## RECORDS FOR THE EXERCISE
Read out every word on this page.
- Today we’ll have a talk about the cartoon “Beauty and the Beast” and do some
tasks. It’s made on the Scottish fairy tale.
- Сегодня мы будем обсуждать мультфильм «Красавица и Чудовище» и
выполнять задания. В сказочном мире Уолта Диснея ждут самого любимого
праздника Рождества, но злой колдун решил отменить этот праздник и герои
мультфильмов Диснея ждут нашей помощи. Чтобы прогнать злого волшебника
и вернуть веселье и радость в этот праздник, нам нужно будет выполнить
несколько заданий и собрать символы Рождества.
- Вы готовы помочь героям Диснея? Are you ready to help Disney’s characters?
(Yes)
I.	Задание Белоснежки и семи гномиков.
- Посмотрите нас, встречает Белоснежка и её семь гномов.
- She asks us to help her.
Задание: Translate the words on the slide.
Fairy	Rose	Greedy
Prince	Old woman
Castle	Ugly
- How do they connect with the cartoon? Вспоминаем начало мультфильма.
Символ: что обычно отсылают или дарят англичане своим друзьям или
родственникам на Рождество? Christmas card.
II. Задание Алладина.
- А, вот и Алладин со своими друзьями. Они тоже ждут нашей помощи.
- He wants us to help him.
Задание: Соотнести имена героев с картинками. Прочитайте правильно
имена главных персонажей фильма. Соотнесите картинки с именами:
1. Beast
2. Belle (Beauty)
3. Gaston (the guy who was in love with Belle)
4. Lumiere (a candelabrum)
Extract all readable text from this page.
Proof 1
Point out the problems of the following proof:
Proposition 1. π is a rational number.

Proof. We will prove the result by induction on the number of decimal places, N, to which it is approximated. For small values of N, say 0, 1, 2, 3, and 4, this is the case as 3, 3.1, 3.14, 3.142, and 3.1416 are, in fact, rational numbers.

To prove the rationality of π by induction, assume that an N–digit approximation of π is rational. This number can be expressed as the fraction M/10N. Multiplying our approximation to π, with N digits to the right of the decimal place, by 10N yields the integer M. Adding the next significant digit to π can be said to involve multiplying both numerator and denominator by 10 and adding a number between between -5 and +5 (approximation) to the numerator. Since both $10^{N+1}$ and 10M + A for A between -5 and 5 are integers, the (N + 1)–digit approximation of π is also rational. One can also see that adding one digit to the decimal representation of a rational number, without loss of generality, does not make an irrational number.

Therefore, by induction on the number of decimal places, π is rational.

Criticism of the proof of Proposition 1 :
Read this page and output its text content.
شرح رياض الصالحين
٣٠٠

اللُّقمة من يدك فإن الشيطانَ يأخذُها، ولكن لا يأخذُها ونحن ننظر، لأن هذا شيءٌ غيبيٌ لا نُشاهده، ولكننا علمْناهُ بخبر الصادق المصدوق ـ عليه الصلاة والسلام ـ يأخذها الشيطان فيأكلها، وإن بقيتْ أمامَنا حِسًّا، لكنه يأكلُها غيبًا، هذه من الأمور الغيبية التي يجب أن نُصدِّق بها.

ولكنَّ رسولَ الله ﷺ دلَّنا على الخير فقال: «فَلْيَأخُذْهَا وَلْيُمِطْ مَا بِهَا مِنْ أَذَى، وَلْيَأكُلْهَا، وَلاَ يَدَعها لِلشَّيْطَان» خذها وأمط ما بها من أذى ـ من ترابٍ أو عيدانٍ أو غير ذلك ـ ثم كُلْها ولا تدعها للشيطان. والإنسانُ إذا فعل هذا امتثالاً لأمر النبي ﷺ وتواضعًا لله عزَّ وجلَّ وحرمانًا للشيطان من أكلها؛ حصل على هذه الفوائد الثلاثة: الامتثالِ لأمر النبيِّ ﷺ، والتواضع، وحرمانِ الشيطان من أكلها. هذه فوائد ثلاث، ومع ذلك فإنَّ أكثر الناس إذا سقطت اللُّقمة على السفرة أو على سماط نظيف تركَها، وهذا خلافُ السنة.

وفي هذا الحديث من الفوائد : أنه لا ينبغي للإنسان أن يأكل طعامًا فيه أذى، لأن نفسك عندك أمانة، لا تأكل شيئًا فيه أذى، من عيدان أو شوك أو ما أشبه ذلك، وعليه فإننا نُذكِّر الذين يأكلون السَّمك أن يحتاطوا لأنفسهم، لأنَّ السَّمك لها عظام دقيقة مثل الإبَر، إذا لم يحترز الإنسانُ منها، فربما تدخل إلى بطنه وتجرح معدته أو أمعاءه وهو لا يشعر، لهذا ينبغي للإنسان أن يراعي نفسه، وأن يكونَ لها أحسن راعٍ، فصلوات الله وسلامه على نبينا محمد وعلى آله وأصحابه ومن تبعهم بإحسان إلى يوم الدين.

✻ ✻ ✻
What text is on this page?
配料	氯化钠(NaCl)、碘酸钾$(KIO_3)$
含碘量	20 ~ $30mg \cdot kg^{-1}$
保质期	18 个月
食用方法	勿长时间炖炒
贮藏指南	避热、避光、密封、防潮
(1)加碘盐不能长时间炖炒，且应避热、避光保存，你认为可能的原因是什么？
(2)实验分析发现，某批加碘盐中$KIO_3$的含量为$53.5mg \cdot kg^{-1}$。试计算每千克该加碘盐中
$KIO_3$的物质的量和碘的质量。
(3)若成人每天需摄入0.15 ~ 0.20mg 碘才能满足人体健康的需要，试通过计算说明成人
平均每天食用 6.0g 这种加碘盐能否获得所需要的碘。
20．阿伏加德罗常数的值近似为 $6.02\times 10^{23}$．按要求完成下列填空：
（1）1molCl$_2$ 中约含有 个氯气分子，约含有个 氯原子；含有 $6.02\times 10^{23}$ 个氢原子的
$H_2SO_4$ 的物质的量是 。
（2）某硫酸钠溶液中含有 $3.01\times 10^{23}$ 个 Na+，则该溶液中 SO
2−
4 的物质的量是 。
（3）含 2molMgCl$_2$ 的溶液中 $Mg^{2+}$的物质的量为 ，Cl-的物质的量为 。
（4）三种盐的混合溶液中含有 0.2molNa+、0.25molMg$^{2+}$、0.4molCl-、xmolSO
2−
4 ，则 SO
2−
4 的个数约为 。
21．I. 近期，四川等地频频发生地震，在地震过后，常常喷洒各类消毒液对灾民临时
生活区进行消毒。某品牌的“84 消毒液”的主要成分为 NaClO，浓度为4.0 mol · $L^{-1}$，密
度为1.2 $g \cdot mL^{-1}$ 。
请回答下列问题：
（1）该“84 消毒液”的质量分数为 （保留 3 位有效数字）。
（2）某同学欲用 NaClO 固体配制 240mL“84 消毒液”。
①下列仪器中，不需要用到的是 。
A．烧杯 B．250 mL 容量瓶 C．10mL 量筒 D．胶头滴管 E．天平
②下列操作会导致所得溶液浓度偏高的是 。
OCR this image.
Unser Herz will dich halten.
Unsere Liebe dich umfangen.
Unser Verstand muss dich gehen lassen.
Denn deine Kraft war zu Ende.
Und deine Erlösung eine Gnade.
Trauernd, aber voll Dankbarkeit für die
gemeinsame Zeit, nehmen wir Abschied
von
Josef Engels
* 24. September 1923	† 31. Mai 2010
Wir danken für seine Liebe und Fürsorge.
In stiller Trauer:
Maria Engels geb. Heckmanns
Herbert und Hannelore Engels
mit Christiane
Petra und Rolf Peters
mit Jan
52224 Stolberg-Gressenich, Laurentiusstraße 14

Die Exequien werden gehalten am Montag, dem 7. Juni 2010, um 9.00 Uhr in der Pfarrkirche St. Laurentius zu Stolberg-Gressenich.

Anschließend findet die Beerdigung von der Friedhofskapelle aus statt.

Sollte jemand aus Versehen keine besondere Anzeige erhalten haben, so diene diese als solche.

## WORK INSTRUCTIONS
Look through the material above and pick out each line holding the word "cartoon".

## ANSWER TO THE TASK
- Today we’ll have a talk about the cartoon “Beauty and the Beast” and do some
- How do they connect with the cartoon? Вспоминаем начало мультфильма.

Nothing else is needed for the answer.